**Dataset**
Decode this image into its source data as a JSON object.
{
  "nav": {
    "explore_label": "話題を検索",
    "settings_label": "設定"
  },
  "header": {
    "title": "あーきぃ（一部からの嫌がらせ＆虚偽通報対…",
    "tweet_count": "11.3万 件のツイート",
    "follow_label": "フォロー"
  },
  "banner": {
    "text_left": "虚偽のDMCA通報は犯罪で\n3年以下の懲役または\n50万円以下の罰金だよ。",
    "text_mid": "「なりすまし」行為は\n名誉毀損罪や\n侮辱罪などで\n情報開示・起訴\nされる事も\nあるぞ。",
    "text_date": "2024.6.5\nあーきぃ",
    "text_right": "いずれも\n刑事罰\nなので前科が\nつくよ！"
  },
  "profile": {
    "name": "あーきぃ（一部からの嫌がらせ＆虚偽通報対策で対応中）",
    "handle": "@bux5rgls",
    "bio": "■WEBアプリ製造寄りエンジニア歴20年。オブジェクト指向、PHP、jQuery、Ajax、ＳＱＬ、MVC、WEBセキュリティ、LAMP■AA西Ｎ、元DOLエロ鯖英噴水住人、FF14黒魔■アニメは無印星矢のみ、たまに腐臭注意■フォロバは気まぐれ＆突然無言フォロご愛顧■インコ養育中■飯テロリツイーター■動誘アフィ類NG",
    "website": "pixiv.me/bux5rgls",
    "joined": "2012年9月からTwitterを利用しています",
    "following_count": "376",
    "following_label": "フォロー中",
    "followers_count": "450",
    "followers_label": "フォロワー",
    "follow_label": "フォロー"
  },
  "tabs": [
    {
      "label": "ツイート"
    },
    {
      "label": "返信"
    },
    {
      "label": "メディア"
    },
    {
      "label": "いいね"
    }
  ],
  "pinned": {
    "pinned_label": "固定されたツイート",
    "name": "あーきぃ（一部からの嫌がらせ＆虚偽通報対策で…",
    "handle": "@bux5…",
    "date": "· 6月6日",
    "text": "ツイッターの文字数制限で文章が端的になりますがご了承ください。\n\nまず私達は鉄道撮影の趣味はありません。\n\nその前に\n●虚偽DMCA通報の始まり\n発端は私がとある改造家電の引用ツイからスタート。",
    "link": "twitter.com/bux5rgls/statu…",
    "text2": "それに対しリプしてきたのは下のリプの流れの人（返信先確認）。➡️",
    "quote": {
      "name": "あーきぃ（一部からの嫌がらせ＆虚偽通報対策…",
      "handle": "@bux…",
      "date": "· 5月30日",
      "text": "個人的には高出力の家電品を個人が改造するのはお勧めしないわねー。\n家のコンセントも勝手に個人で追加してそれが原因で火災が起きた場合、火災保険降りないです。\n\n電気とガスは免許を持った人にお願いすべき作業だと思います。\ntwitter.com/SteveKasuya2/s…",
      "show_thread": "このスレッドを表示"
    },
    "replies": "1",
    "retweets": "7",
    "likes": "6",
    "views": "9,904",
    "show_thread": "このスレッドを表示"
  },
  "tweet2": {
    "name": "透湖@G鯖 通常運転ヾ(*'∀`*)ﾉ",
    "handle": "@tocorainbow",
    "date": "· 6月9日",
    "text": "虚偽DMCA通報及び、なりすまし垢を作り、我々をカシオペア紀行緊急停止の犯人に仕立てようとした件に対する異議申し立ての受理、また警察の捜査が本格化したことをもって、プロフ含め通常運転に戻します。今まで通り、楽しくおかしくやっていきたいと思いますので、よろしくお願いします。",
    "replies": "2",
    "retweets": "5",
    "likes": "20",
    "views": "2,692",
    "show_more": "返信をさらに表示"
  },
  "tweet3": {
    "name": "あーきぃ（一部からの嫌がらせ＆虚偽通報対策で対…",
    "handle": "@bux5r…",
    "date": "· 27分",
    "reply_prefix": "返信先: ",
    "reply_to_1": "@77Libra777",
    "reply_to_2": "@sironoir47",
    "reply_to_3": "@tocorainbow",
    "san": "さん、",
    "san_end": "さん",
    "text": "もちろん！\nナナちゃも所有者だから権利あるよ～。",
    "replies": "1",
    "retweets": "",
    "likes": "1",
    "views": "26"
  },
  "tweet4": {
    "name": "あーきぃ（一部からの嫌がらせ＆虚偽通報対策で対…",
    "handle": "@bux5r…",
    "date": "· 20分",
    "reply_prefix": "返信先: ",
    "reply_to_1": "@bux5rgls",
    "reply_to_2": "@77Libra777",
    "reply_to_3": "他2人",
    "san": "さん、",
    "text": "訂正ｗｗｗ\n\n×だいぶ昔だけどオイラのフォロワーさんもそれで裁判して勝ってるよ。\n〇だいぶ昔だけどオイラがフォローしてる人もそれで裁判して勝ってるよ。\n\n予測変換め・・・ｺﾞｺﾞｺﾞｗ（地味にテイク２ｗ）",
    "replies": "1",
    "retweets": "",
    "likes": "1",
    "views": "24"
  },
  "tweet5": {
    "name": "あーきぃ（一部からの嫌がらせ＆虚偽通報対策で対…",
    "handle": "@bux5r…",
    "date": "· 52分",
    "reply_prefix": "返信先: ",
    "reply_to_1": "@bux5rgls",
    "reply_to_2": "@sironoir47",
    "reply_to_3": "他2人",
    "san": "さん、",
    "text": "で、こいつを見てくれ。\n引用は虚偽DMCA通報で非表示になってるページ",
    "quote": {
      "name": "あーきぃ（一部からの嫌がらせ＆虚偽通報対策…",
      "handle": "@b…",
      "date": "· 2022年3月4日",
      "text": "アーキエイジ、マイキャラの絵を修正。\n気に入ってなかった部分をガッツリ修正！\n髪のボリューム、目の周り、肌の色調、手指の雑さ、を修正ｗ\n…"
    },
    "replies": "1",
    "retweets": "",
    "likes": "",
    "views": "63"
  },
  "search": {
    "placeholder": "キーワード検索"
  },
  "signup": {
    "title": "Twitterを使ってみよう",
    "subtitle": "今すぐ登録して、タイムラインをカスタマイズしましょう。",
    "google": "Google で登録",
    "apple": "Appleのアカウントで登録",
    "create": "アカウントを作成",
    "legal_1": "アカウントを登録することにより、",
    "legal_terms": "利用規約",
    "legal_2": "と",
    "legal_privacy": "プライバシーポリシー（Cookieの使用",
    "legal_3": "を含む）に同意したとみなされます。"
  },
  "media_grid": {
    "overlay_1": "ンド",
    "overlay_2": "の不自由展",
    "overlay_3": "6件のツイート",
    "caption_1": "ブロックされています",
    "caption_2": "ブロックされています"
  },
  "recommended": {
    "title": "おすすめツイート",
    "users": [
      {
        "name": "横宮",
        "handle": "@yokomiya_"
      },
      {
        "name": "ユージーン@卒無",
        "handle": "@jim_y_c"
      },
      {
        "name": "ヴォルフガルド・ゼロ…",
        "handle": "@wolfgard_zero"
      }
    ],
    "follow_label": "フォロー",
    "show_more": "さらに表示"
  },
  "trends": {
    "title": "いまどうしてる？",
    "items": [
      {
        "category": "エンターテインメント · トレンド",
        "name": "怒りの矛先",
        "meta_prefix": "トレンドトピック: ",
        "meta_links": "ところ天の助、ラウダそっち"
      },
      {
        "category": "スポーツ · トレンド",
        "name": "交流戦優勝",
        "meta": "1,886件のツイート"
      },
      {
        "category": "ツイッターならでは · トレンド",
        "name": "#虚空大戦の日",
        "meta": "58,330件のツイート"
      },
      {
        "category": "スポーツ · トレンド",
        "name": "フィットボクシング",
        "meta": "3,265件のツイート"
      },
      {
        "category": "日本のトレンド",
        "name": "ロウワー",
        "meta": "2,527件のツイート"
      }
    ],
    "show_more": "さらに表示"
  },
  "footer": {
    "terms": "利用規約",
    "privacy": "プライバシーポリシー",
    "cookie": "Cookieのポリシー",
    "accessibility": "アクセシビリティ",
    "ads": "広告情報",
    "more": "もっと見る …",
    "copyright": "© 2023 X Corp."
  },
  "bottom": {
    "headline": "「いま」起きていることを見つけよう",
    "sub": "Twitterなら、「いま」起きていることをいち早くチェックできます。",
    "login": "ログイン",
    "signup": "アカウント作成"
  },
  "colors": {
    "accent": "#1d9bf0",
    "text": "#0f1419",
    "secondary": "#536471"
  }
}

**Do this**
Copy all lines from the data that hold the word "likes".

**Written solution**
    "likes": "6",
    "likes": "20",
    "likes": "1",
    "likes": "1",
    "likes": "",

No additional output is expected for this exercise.